**Record excerpts:**

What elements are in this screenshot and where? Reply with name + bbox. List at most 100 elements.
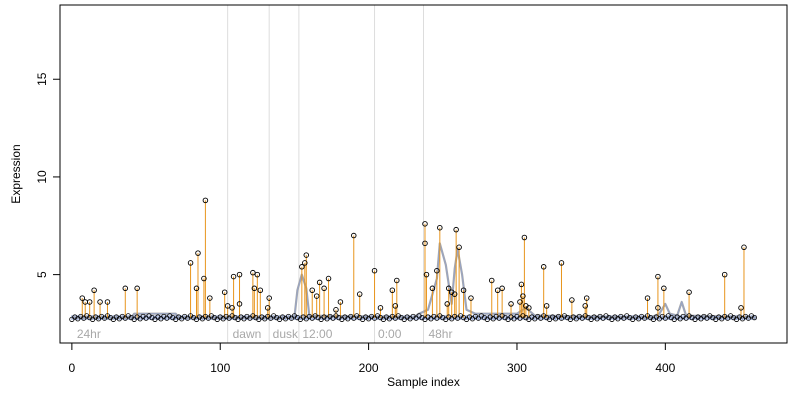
spike-point	[721, 271, 728, 278]
spike-point	[303, 252, 310, 258]
spike-point	[134, 285, 140, 292]
spike-point	[313, 293, 320, 299]
x-axis: 0 100 200 300 400	[69, 342, 676, 375]
spike-point	[517, 299, 523, 305]
spike-point	[257, 287, 264, 293]
spike-point	[187, 260, 194, 266]
spike-point	[122, 285, 129, 292]
spike-point	[202, 197, 209, 204]
region-label: dawn	[233, 327, 262, 341]
spike-point	[97, 299, 103, 305]
spike-point	[437, 224, 443, 231]
region-label: 12:00	[302, 327, 332, 341]
spike-point	[451, 291, 458, 297]
spike-point	[79, 295, 86, 301]
spike-point	[371, 267, 378, 274]
spike-point	[333, 307, 339, 313]
spike-point	[520, 293, 526, 299]
baseline-point	[751, 315, 757, 321]
spike-point	[445, 285, 452, 292]
spike-point	[351, 232, 357, 239]
spike-point	[392, 303, 399, 309]
spike-point	[356, 291, 363, 297]
spike-point	[583, 295, 590, 301]
spike-point	[456, 244, 462, 251]
spike-point	[422, 240, 428, 247]
spike-point	[251, 285, 258, 292]
spike-point	[508, 301, 514, 307]
spike-point	[429, 285, 436, 292]
spike-point	[224, 303, 231, 309]
x-tick-label: 0	[69, 361, 76, 375]
spike-point	[423, 271, 430, 278]
baseline-curve	[71, 243, 756, 319]
region-label: dusk	[273, 327, 299, 341]
region-label: 24hr	[77, 327, 101, 341]
spike-point	[521, 234, 528, 241]
spike-point	[229, 305, 235, 311]
spike-point	[422, 221, 428, 227]
spike-point	[494, 287, 501, 293]
spike-point	[540, 264, 547, 270]
spike-point	[644, 295, 651, 301]
spike-point	[337, 299, 344, 305]
spike-point	[299, 264, 305, 270]
smooth-curve	[71, 242, 756, 319]
spike-point	[686, 289, 692, 295]
y-tick-label: 10	[35, 170, 49, 184]
spike-point	[236, 301, 243, 307]
spike-point	[741, 244, 747, 251]
spike-point	[738, 305, 744, 311]
spike-point	[661, 285, 667, 292]
spike-point	[460, 287, 467, 293]
spike-point	[526, 305, 532, 311]
spike-point	[266, 295, 272, 301]
spike-point	[86, 299, 93, 305]
spike-point	[518, 281, 525, 288]
y-axis-label: Expression	[9, 144, 23, 203]
x-axis-label: Sample index	[387, 375, 460, 389]
spike-point	[468, 295, 474, 301]
y-tick-label: 5	[35, 271, 49, 278]
spike-point	[264, 305, 271, 311]
x-tick-label: 400	[655, 361, 675, 375]
smooth-layer	[71, 242, 756, 319]
spike-point	[377, 305, 384, 311]
spike-point	[316, 279, 323, 286]
spike-stems	[81, 200, 745, 318]
spike-point	[254, 271, 261, 278]
spike-point	[453, 226, 459, 233]
spike-point	[201, 275, 207, 282]
spike-point	[569, 297, 575, 303]
x-tick-label: 300	[507, 361, 527, 375]
spike-point	[195, 250, 201, 256]
spike-point	[394, 277, 400, 284]
spike-point	[104, 299, 111, 305]
x-tick-label: 100	[210, 361, 230, 375]
spike-point	[221, 289, 228, 295]
spike-point	[558, 260, 565, 266]
spike-point	[91, 287, 97, 293]
y-tick-label: 15	[35, 72, 49, 86]
spike-point	[302, 260, 308, 266]
spike-point	[321, 285, 327, 292]
spike-point	[250, 269, 256, 276]
spike-point	[543, 303, 550, 309]
spike-point	[444, 301, 450, 307]
spike-point	[434, 267, 440, 274]
spike-point	[207, 295, 213, 301]
region-label: 48hr	[428, 327, 452, 341]
region-label: 0:00	[378, 327, 402, 341]
spike-point	[582, 303, 588, 309]
spike-point	[325, 275, 332, 282]
x-tick-label: 200	[359, 361, 379, 375]
spike-point	[309, 287, 315, 293]
spike-point	[499, 285, 505, 292]
spike-point	[655, 305, 661, 311]
spike-point	[389, 287, 396, 293]
region-labels: 24hr dawn dusk 12:00 0:00 48hr	[77, 327, 453, 341]
spike-point	[655, 273, 661, 280]
spike-point	[230, 273, 237, 280]
data-points	[69, 197, 757, 322]
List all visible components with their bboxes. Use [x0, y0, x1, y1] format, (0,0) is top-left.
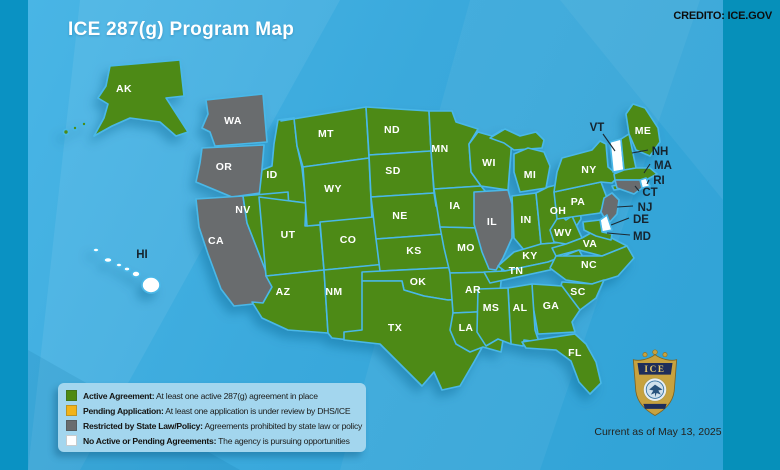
state-ms — [476, 287, 512, 347]
state-label-mt: MT — [318, 128, 334, 140]
legend-swatch-pending — [66, 405, 77, 416]
state-label-mo: MO — [457, 242, 475, 254]
state-ct — [614, 179, 643, 195]
legend-description: At least one active 287(g) agreement in … — [156, 390, 318, 401]
ice-badge-icon: ICE — [632, 349, 678, 416]
state-sd — [368, 150, 435, 198]
state-label-ca: CA — [208, 235, 224, 247]
state-label-mn: MN — [431, 143, 448, 155]
badge-ice-text: ICE — [644, 364, 665, 374]
legend-panel: Active Agreement: At least one active 28… — [58, 383, 366, 452]
state-label-sc: SC — [570, 286, 585, 298]
state-label-sd: SD — [385, 165, 400, 177]
state-label-ks: KS — [406, 245, 421, 257]
state-label-mi: MI — [524, 169, 536, 181]
legend-label: Active Agreement: — [83, 390, 155, 401]
state-label-wy: WY — [324, 183, 342, 195]
legend-description: At least one application is under review… — [165, 405, 351, 416]
state-label-il: IL — [487, 216, 497, 228]
state-label-id: ID — [266, 169, 277, 181]
state-hi — [92, 247, 161, 294]
state-label-co: CO — [340, 234, 357, 246]
legend-swatch-none — [66, 435, 77, 446]
state-label-pa: PA — [571, 196, 586, 208]
state-label-tn: TN — [509, 265, 524, 277]
badge-eagle-icon — [649, 384, 663, 398]
state-wa — [201, 93, 268, 147]
state-label-la: LA — [459, 322, 474, 334]
state-labels: AK WA OR CA ID NV UT AZ MT WY CO NM ND S… — [116, 83, 651, 359]
state-label-nd: ND — [384, 124, 400, 136]
state-ak-island — [72, 125, 78, 131]
state-nc — [549, 245, 635, 285]
page-title: ICE 287(g) Program Map — [68, 19, 295, 40]
credit-text: CREDITO: ICE.GOV — [673, 10, 772, 22]
legend-item-pending: Pending Application: At least one applic… — [66, 405, 358, 416]
state-mi-lower — [513, 147, 551, 193]
state-label-ny: NY — [581, 164, 596, 176]
state-label-al: AL — [513, 302, 528, 314]
state-label-md: MD — [633, 231, 651, 243]
state-tx — [343, 280, 485, 391]
state-label-ct: CT — [642, 187, 657, 199]
state-label-ar: AR — [465, 284, 481, 296]
legend-item-restricted: Restricted by State Law/Policy: Agreemen… — [66, 420, 362, 431]
state-label-ri: RI — [653, 175, 665, 187]
state-label-ms: MS — [483, 302, 500, 314]
state-ak — [93, 59, 189, 137]
legend-swatch-active — [66, 390, 77, 401]
legend-item-active: Active Agreement: At least one active 28… — [66, 390, 358, 401]
state-label-nm: NM — [325, 286, 342, 298]
state-md — [582, 219, 613, 241]
state-label-ok: OK — [410, 276, 427, 288]
legend-description: The agency is pursuing opportunities — [218, 435, 350, 446]
state-label-wi: WI — [482, 157, 496, 169]
state-label-az: AZ — [276, 286, 291, 298]
state-label-ak: AK — [116, 83, 132, 95]
legend-label: Restricted by State Law/Policy: — [83, 420, 203, 431]
state-label-in: IN — [520, 214, 531, 226]
state-label-ia: IA — [449, 200, 460, 212]
state-label-nh: NH — [652, 146, 669, 158]
current-as-of-text: Current as of May 13, 2025 — [594, 426, 722, 438]
state-label-nj: NJ — [638, 202, 653, 214]
legend-label: No Active or Pending Agreements: — [83, 435, 217, 446]
state-label-wa: WA — [224, 115, 242, 127]
legend-item-none: No Active or Pending Agreements: The age… — [66, 435, 358, 446]
state-label-va: VA — [583, 238, 598, 250]
state-fl — [521, 333, 602, 395]
state-label-ma: MA — [654, 160, 672, 172]
state-label-ut: UT — [281, 229, 296, 241]
state-label-tx: TX — [388, 322, 402, 334]
state-label-fl: FL — [568, 347, 582, 359]
legend-label: Pending Application: — [83, 405, 164, 416]
state-label-de: DE — [633, 214, 649, 226]
legend-description: Agreements prohibited by state law or po… — [204, 420, 363, 431]
state-label-vt: VT — [590, 122, 605, 134]
state-label-or: OR — [216, 161, 233, 173]
right-accent-band — [723, 0, 780, 470]
state-label-wv: WV — [554, 227, 572, 239]
state-label-oh: OH — [550, 205, 567, 217]
state-label-me: ME — [635, 125, 652, 137]
state-label-hi: HI — [136, 249, 148, 261]
state-label-nv: NV — [235, 204, 250, 216]
state-me — [625, 103, 661, 157]
state-ak-island — [62, 128, 70, 136]
state-mi-upper — [489, 128, 545, 151]
state-label-ga: GA — [543, 300, 560, 312]
state-ak-island — [81, 121, 87, 127]
state-label-nc: NC — [581, 259, 597, 271]
state-ny — [553, 140, 620, 193]
left-accent-strip — [0, 0, 28, 470]
northeast-callouts: VT NH MA RI CT NJ DE MD — [590, 122, 672, 243]
states-layer — [62, 59, 661, 395]
state-label-ne: NE — [392, 210, 407, 222]
state-label-ky: KY — [522, 250, 537, 262]
legend-swatch-restricted — [66, 420, 77, 431]
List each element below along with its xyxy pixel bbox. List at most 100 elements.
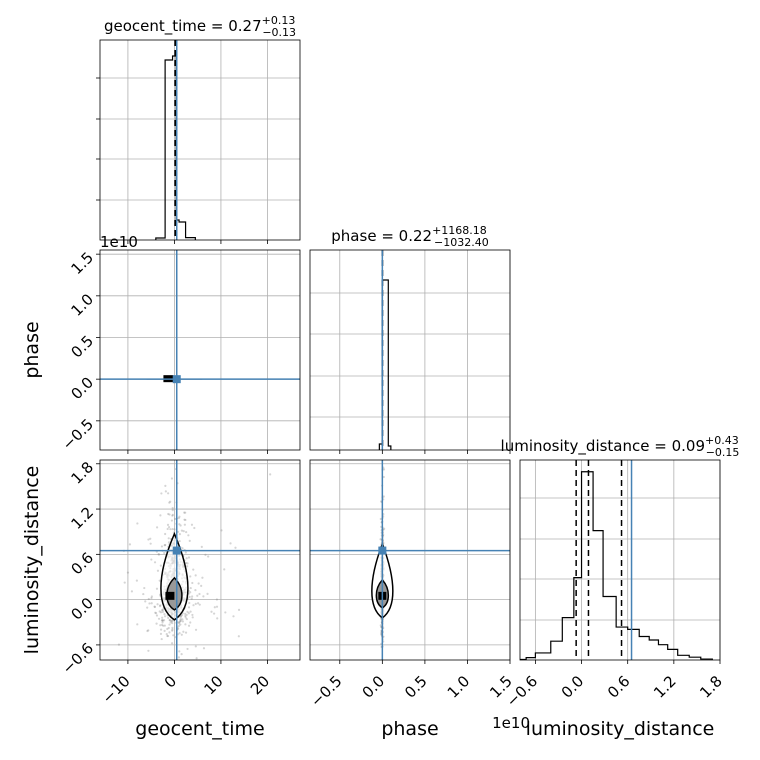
ld-vs-geocent-time-point-692	[155, 526, 159, 529]
ld-vs-geocent-time-point-619	[198, 592, 201, 596]
ld-vs-geocent-time-point-159	[136, 623, 139, 626]
ld-vs-geocent-time-point-53	[171, 664, 173, 666]
ld-vs-geocent-time-point-88	[147, 649, 150, 652]
ld-vs-geocent-time-point-125	[237, 635, 240, 638]
ld-vs-geocent-time-point-413	[181, 620, 184, 623]
ld-vs-geocent-time-point-29	[196, 602, 200, 605]
phase-hist-title: phase = 0.22+1168.18 −1032.40	[331, 224, 488, 249]
ld-vs-geocent-time-point-99	[191, 595, 194, 598]
ld-vs-geocent-time-point-406	[159, 604, 162, 607]
ld-vs-geocent-time-point-385	[216, 617, 219, 620]
ld-vs-geocent-time-point-272	[161, 667, 163, 669]
ld-vs-geocent-time-point-123	[198, 603, 201, 606]
ld-vs-phase-point-4	[382, 468, 386, 471]
ld-vs-geocent-time-xticklabel-0: −10	[99, 672, 134, 707]
ld-vs-geocent-time-point-411	[160, 637, 163, 641]
ld-vs-geocent-time-point-480	[169, 500, 172, 503]
ld-vs-geocent-time-point-625	[149, 542, 152, 545]
ld-vs-geocent-time-point-58	[168, 623, 171, 626]
ld-vs-geocent-time-point-178	[178, 621, 181, 624]
ld-vs-geocent-time-point-174	[187, 556, 191, 559]
ld-vs-geocent-time-yticklabel-0: −0.6	[59, 639, 97, 677]
ld-vs-geocent-time-point-91	[200, 584, 203, 587]
ld-vs-geocent-time-point-576	[166, 634, 169, 638]
ld-vs-geocent-time-point-49	[188, 539, 191, 542]
ld-vs-geocent-time-point-284	[171, 513, 174, 516]
ld-vs-geocent-time-point-126	[196, 594, 199, 597]
ld-vs-geocent-time-point-599	[144, 600, 147, 603]
ld-hist-xticklabel-2: 0.6	[604, 672, 634, 702]
ld-vs-phase-point-42	[379, 624, 382, 627]
ld-vs-geocent-time-point-45	[184, 616, 187, 619]
ld-vs-phase-point-305	[383, 527, 386, 530]
ld-vs-geocent-time-yticklabel-2: 0.6	[67, 549, 97, 579]
ld-vs-geocent-time-point-377	[150, 602, 153, 605]
ld-hist-xticklabel-4: 1.8	[696, 672, 726, 702]
ld-vs-geocent-time-point-332	[197, 582, 200, 585]
ld-vs-phase-point-275	[382, 475, 385, 479]
ld-vs-geocent-time-point-132	[150, 558, 153, 561]
ld-vs-geocent-time-point-595	[169, 621, 172, 624]
ld-vs-geocent-time-point-217	[181, 547, 184, 550]
ld-vs-geocent-time-point-473	[183, 523, 186, 526]
ld-vs-geocent-time-point-59	[164, 532, 167, 536]
geocent-time-hist-title: geocent_time = 0.27+0.13 −0.13	[104, 14, 296, 39]
ld-vs-geocent-time-point-130	[155, 622, 158, 625]
ld-vs-geocent-time-point-220	[178, 539, 181, 543]
ld-vs-geocent-time-point-400	[171, 527, 174, 531]
ld-vs-geocent-time-point-315	[189, 621, 192, 624]
ld-vs-geocent-time-point-73	[167, 526, 171, 529]
ld-vs-geocent-time-point-30	[220, 529, 223, 532]
ld-vs-geocent-time-point-609	[180, 653, 183, 656]
ld-vs-geocent-time-point-381	[182, 630, 185, 633]
ld-vs-geocent-time-point-509	[185, 561, 188, 565]
ld-vs-geocent-time-point-336	[206, 592, 209, 595]
ld-vs-geocent-time-point-644	[184, 614, 187, 618]
ld-vs-geocent-time-point-395	[167, 492, 170, 495]
ld-vs-geocent-time-point-524	[184, 623, 187, 626]
ld-vs-geocent-time-point-586	[126, 571, 130, 574]
ld-vs-geocent-time-point-678	[166, 634, 170, 638]
ld-vs-geocent-time-point-28	[150, 596, 153, 600]
ld-vs-geocent-time-point-585	[142, 592, 145, 596]
phase-vs-geocent-time-truth-marker	[172, 375, 181, 384]
ld-vs-geocent-time-xticklabel-3: 20	[247, 672, 273, 698]
ld-vs-geocent-time-point-389	[223, 568, 226, 571]
ld-vs-geocent-time-point-572	[201, 576, 204, 579]
ld-vs-geocent-time-point-424	[187, 534, 190, 537]
ld-vs-geocent-time-density-core	[165, 591, 175, 600]
y-axis-label-phase: phase	[21, 321, 43, 378]
ld-vs-geocent-time-point-382	[182, 530, 185, 533]
ld-vs-geocent-time-point-297	[159, 628, 163, 631]
ld-vs-geocent-time-point-392	[179, 615, 182, 619]
ld-vs-geocent-time-point-673	[158, 604, 162, 608]
ld-vs-geocent-time-point-436	[185, 557, 188, 560]
ld-vs-geocent-time-point-642	[173, 528, 176, 531]
ld-vs-geocent-time-point-512	[167, 616, 170, 620]
ld-vs-geocent-time-point-13	[159, 624, 162, 627]
ld-vs-geocent-time-point-540	[117, 643, 121, 646]
ld-vs-geocent-time-point-629	[185, 617, 188, 621]
ld-vs-geocent-time-point-423	[160, 619, 164, 622]
ld-vs-geocent-time-point-207	[162, 619, 166, 622]
ld-vs-geocent-time-point-616	[159, 564, 162, 567]
ld-vs-geocent-time-point-20	[167, 626, 170, 630]
ld-vs-geocent-time-point-286	[171, 629, 174, 632]
ld-vs-geocent-time-xticklabel-2: 10	[201, 672, 227, 698]
ld-vs-geocent-time-point-583	[179, 619, 182, 623]
ld-vs-geocent-time-point-127	[167, 541, 171, 544]
ld-vs-geocent-time-point-449	[229, 542, 232, 545]
ld-vs-geocent-time-point-320	[166, 527, 169, 531]
ld-vs-geocent-time-point-668	[215, 598, 219, 601]
ld-vs-geocent-time-point-273	[164, 543, 167, 547]
ld-vs-geocent-time-point-244	[161, 619, 164, 622]
ld-vs-geocent-time-point-407	[165, 632, 168, 636]
ld-vs-geocent-time-point-294	[177, 516, 180, 520]
ld-vs-geocent-time-yticklabel-1: 0.0	[67, 594, 97, 624]
ld-vs-geocent-time-point-55	[153, 561, 157, 564]
ld-vs-geocent-time-point-241	[128, 543, 132, 546]
phase-vs-geocent-time-yticklabel-3: 1.0	[67, 290, 97, 320]
ld-vs-geocent-time-point-312	[168, 631, 171, 634]
x-axis-label-luminosity-distance: luminosity_distance	[526, 718, 715, 740]
ld-vs-geocent-time-point-366	[191, 616, 194, 619]
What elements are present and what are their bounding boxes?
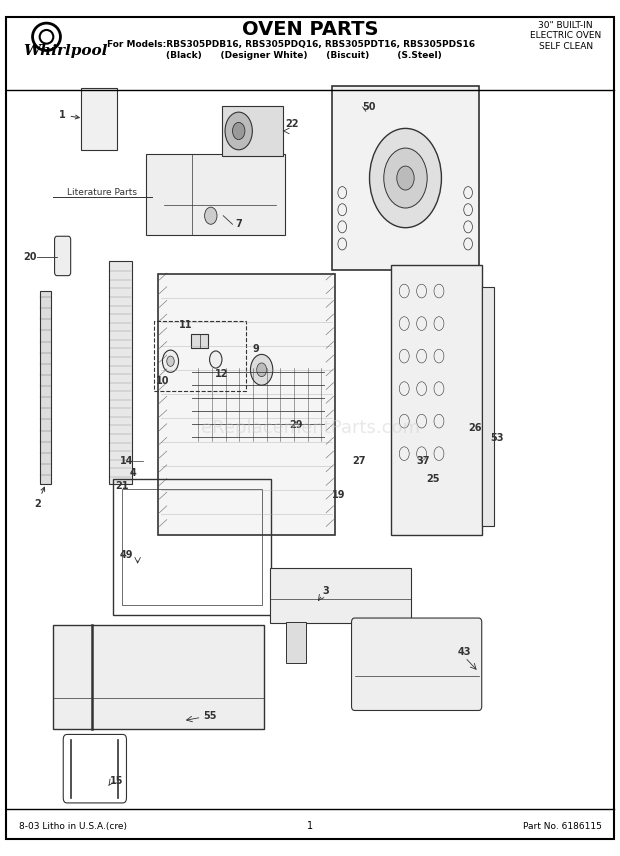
Bar bbox=[81, 88, 117, 150]
FancyBboxPatch shape bbox=[286, 622, 306, 663]
Circle shape bbox=[162, 350, 179, 372]
Text: 15: 15 bbox=[110, 776, 124, 786]
FancyBboxPatch shape bbox=[55, 236, 71, 276]
Bar bbox=[113, 479, 271, 615]
Text: 4: 4 bbox=[130, 467, 136, 478]
Text: 7: 7 bbox=[236, 219, 242, 229]
Circle shape bbox=[397, 166, 414, 190]
Bar bbox=[332, 86, 479, 270]
Text: 9: 9 bbox=[253, 344, 259, 354]
Text: 53: 53 bbox=[490, 433, 503, 443]
Text: 37: 37 bbox=[417, 455, 430, 466]
Bar bbox=[146, 154, 285, 235]
Circle shape bbox=[210, 351, 222, 368]
Text: 29: 29 bbox=[290, 420, 303, 431]
Text: Part No. 6186115: Part No. 6186115 bbox=[523, 822, 601, 830]
Text: 14: 14 bbox=[120, 455, 133, 466]
Text: 27: 27 bbox=[352, 455, 366, 466]
Circle shape bbox=[225, 112, 252, 150]
Text: 11: 11 bbox=[179, 320, 193, 330]
Bar bbox=[108, 261, 132, 484]
Text: 2: 2 bbox=[34, 487, 45, 508]
Text: 20: 20 bbox=[24, 252, 37, 262]
Bar bbox=[222, 106, 283, 156]
Text: 22: 22 bbox=[285, 119, 299, 129]
Circle shape bbox=[250, 354, 273, 385]
Circle shape bbox=[257, 363, 267, 377]
Bar bbox=[391, 265, 482, 535]
Text: 21: 21 bbox=[115, 481, 129, 491]
Text: Whirlpool: Whirlpool bbox=[24, 45, 108, 58]
Text: 8-03 Litho in U.S.A.(cre): 8-03 Litho in U.S.A.(cre) bbox=[19, 822, 126, 830]
Text: OVEN PARTS: OVEN PARTS bbox=[242, 21, 378, 39]
Text: eReplacementParts.com: eReplacementParts.com bbox=[200, 419, 420, 437]
Circle shape bbox=[384, 148, 427, 208]
Text: 1: 1 bbox=[59, 110, 79, 120]
Text: 43: 43 bbox=[458, 647, 471, 657]
Text: 19: 19 bbox=[332, 490, 345, 500]
Text: 10: 10 bbox=[156, 376, 169, 386]
FancyBboxPatch shape bbox=[352, 618, 482, 710]
Text: 3: 3 bbox=[322, 586, 329, 596]
Bar bbox=[270, 568, 411, 623]
Bar bbox=[122, 489, 262, 605]
Text: (Black)      (Designer White)      (Biscuit)         (S.Steel): (Black) (Designer White) (Biscuit) (S.St… bbox=[141, 51, 442, 60]
Circle shape bbox=[370, 128, 441, 228]
Circle shape bbox=[232, 122, 245, 140]
Text: 1: 1 bbox=[307, 821, 313, 831]
Bar bbox=[53, 625, 264, 729]
Text: 30" BUILT-IN
ELECTRIC OVEN
SELF CLEAN: 30" BUILT-IN ELECTRIC OVEN SELF CLEAN bbox=[530, 21, 601, 51]
Text: 50: 50 bbox=[363, 102, 376, 112]
Text: 25: 25 bbox=[427, 474, 440, 484]
Bar bbox=[191, 334, 208, 348]
Bar bbox=[40, 291, 51, 484]
Bar bbox=[482, 287, 494, 526]
Bar bbox=[158, 274, 335, 535]
Text: 55: 55 bbox=[203, 710, 216, 721]
Text: Literature Parts: Literature Parts bbox=[68, 188, 137, 197]
Text: 12: 12 bbox=[215, 369, 229, 379]
Bar bbox=[154, 321, 246, 391]
Circle shape bbox=[167, 356, 174, 366]
Text: 49: 49 bbox=[120, 550, 133, 560]
Text: 26: 26 bbox=[468, 423, 482, 433]
Text: For Models:RBS305PDB16, RBS305PDQ16, RBS305PDT16, RBS305PDS16: For Models:RBS305PDB16, RBS305PDQ16, RBS… bbox=[107, 40, 476, 49]
Circle shape bbox=[205, 207, 217, 224]
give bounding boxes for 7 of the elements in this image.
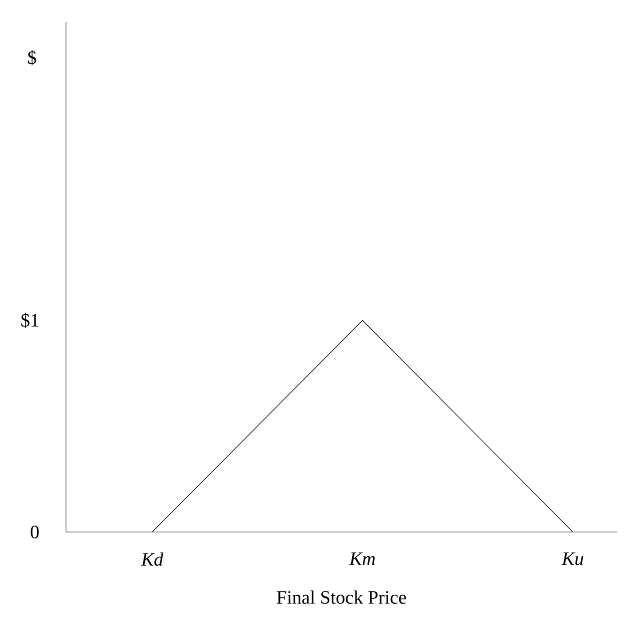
x-axis-title: Final Stock Price	[276, 590, 406, 604]
y-axis-title: $	[28, 50, 36, 66]
y-tick-label: $1	[21, 312, 38, 328]
y-tick-label: 0	[30, 526, 39, 538]
x-tick-label: Kd	[140, 552, 164, 566]
x-tick-label: Ku	[562, 552, 584, 566]
x-tick-label: Km	[349, 552, 375, 565]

**What to work on:**
Give the entries from the line with "526, 159, 529]" up to and including the line with "672, 134, 707]" as a JSON list of strings, with one string per line and no blank lines.

**Result below:**
[
  "ld-vs-geocent-time-point-692\t[155, 526, 159, 529]",
  "ld-vs-geocent-time-point-619\t[198, 592, 201, 596]",
  "ld-vs-geocent-time-point-159\t[136, 623, 139, 626]",
  "ld-vs-geocent-time-point-53\t[171, 664, 173, 666]",
  "ld-vs-geocent-time-point-88\t[147, 649, 150, 652]",
  "ld-vs-geocent-time-point-125\t[237, 635, 240, 638]",
  "ld-vs-geocent-time-point-413\t[181, 620, 184, 623]",
  "ld-vs-geocent-time-point-29\t[196, 602, 200, 605]",
  "phase-hist-title: phase = 0.22+1168.18 −1032.40\t[331, 224, 488, 249]",
  "ld-vs-geocent-time-point-99\t[191, 595, 194, 598]",
  "ld-vs-geocent-time-point-406\t[159, 604, 162, 607]",
  "ld-vs-geocent-time-point-385\t[216, 617, 219, 620]",
  "ld-vs-geocent-time-point-272\t[161, 667, 163, 669]",
  "ld-vs-geocent-time-point-123\t[198, 603, 201, 606]",
  "ld-vs-phase-point-4\t[382, 468, 386, 471]",
  "ld-vs-geocent-time-xticklabel-0: −10\t[99, 672, 134, 707]"
]